(TASK GOAL)
Scan each line of the records for the word "Waves" and extract the ones that have it.
* BEGIN SUPPLIED RECORDS *
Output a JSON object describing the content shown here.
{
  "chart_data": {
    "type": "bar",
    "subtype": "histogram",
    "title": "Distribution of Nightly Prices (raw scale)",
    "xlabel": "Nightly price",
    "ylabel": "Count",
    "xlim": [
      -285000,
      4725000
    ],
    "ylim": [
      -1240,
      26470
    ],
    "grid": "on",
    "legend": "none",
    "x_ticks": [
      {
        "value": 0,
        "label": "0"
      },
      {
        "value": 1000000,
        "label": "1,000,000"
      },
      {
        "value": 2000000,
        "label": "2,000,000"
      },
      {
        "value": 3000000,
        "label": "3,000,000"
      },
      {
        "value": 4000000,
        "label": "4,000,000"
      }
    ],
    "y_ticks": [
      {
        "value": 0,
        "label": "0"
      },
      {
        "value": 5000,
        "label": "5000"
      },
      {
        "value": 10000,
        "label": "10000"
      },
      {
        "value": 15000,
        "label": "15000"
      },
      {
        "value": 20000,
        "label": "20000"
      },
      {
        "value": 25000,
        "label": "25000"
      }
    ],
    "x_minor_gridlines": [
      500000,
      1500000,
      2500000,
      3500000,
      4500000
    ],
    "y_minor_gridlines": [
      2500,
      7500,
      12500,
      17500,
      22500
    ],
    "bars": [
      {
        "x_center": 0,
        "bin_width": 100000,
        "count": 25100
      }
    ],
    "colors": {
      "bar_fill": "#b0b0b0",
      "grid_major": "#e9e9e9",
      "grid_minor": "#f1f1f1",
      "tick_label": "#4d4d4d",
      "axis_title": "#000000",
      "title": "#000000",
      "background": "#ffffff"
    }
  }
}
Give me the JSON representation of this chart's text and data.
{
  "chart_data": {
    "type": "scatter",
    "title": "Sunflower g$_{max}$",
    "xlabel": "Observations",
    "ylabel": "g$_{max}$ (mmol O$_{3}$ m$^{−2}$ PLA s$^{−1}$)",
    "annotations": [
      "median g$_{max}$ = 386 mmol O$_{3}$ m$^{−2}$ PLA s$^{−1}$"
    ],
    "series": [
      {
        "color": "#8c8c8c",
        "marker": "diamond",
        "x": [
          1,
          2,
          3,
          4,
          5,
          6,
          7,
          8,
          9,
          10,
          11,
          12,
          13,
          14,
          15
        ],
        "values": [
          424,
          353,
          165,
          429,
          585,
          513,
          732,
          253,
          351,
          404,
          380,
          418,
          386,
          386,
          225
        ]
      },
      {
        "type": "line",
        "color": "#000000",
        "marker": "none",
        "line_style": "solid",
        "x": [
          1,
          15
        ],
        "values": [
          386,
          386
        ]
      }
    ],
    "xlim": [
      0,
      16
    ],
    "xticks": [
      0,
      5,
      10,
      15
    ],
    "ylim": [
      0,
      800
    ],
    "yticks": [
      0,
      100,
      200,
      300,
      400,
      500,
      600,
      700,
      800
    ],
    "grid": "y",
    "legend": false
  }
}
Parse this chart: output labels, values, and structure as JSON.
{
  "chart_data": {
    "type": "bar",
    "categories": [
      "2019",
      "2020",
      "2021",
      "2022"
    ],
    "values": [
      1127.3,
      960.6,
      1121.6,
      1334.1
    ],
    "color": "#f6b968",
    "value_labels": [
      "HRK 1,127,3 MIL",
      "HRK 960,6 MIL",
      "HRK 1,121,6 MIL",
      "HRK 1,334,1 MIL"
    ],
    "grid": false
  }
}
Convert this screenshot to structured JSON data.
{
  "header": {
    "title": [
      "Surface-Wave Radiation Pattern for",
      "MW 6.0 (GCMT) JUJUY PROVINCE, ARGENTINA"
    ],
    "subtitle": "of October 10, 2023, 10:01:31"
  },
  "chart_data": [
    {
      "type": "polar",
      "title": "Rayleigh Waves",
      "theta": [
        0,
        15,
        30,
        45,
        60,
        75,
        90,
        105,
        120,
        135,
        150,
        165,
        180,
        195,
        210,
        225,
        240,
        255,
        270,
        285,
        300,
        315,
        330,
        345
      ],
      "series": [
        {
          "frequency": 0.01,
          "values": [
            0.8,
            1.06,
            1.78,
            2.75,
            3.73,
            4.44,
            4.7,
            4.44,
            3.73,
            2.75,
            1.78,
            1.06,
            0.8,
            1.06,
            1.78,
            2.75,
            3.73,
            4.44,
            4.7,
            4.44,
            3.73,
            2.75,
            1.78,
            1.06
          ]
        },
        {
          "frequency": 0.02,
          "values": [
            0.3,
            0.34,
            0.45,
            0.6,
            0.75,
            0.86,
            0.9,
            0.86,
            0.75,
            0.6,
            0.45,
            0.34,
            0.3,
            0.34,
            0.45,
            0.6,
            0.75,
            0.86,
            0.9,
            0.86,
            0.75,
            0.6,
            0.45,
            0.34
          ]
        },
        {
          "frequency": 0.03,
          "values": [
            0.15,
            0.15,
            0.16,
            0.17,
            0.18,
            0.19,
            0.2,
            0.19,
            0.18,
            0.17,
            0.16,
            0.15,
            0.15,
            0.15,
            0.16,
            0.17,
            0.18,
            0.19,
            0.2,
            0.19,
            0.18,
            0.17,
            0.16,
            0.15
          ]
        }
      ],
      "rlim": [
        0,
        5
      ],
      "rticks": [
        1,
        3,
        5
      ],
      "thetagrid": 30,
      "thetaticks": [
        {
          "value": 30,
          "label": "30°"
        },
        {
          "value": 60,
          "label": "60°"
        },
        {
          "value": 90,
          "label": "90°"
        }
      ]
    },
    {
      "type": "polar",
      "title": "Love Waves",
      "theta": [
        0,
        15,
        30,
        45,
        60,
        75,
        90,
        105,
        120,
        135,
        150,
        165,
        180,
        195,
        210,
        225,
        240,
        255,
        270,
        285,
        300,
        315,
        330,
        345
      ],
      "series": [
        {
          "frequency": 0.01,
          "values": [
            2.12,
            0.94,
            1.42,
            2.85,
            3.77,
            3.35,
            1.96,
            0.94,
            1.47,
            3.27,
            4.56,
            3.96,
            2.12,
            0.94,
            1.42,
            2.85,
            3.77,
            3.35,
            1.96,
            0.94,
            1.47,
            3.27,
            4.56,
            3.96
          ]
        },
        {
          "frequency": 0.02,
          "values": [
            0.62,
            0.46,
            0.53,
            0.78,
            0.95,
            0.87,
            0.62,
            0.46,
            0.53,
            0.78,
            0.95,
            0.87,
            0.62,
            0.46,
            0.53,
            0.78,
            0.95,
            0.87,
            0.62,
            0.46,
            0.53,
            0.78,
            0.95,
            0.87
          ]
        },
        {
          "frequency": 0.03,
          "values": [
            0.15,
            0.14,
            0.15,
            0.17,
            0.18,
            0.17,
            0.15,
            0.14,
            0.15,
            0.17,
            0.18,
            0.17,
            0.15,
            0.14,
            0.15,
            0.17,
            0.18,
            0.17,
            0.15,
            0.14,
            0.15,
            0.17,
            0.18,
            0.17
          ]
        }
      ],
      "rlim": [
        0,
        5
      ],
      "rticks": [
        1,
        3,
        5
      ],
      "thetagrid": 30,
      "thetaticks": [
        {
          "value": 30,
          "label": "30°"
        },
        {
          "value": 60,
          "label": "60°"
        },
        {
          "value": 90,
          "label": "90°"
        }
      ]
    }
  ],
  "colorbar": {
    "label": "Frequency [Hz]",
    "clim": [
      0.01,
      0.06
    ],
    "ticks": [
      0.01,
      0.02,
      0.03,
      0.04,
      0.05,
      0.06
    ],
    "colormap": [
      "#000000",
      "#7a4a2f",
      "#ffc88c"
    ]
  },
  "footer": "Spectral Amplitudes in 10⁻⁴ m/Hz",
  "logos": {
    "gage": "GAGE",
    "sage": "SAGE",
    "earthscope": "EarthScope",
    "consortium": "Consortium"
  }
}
* END SUPPLIED RECORDS *
(REPLY)
      "title": "Rayleigh Waves",
      "title": "Love Waves",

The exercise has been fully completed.